Give the number of lines in this listing that contain "Astaube", with no other words.

========

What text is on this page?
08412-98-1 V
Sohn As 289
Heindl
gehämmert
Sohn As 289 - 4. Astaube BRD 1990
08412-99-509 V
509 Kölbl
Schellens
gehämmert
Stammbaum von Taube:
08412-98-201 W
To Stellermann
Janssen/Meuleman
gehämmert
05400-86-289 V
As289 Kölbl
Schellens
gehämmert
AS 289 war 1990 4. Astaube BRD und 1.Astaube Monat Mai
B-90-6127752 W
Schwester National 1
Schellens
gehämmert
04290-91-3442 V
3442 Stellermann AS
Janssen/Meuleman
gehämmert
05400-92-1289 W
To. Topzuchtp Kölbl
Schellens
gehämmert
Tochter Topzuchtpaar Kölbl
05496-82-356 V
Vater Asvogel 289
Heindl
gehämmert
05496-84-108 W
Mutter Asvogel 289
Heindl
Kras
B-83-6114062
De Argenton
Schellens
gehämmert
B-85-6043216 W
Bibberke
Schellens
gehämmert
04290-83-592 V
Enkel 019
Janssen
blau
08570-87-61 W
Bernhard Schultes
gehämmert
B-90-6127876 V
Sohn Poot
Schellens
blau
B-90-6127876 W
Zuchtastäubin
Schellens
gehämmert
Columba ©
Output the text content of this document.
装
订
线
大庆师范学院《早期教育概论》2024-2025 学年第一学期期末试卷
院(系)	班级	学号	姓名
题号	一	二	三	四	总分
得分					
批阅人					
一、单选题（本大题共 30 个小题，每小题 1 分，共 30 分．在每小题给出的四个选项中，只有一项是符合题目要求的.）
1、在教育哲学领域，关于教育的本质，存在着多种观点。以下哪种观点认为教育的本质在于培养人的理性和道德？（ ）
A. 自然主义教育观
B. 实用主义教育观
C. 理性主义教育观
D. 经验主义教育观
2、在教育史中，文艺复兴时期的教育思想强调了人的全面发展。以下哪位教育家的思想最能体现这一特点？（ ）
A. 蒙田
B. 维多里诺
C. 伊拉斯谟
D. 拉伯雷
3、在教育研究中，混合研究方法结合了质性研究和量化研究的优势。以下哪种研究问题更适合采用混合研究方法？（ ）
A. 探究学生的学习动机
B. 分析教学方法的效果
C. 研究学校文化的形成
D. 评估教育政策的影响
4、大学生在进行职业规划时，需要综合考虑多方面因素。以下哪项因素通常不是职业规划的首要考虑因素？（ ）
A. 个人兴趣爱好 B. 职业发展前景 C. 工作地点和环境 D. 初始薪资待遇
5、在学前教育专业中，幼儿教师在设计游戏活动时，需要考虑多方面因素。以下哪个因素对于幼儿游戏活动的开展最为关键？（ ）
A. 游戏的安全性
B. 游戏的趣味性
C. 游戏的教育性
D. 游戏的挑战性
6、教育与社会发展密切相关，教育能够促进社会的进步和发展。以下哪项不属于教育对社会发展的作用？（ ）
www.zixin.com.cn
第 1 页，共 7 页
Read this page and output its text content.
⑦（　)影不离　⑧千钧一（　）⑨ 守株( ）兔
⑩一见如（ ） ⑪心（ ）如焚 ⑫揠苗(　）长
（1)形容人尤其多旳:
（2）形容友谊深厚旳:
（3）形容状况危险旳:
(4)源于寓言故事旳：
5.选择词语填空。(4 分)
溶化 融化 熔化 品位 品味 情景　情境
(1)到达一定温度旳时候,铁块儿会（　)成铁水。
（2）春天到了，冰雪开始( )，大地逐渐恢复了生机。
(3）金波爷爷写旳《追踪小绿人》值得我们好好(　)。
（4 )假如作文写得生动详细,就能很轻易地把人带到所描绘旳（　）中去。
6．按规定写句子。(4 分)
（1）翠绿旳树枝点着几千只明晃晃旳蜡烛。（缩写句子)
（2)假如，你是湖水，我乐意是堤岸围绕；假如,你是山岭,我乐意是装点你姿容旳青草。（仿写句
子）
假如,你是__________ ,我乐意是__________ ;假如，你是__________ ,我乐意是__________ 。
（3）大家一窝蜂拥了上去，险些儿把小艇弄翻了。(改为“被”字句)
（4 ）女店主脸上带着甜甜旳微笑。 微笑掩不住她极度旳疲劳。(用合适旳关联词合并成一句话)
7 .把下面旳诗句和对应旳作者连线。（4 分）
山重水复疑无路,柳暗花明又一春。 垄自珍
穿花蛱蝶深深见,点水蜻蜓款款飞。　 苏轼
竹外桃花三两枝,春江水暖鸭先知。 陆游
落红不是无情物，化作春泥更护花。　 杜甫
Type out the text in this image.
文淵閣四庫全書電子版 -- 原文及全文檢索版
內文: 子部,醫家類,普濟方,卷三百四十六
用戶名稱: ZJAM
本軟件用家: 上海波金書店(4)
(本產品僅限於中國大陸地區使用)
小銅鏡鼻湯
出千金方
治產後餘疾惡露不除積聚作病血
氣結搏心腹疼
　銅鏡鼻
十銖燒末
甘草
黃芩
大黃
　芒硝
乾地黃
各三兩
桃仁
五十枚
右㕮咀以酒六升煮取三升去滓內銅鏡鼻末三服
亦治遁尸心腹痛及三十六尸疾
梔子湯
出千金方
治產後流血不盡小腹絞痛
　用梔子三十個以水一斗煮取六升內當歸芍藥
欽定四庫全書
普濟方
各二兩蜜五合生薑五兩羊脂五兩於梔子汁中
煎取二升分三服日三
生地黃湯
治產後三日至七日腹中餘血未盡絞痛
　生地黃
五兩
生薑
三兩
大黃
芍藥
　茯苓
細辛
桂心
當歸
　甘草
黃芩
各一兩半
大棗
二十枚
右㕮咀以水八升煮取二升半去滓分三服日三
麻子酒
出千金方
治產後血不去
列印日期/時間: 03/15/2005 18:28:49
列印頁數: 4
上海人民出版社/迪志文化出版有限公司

========

Exercise solution: 2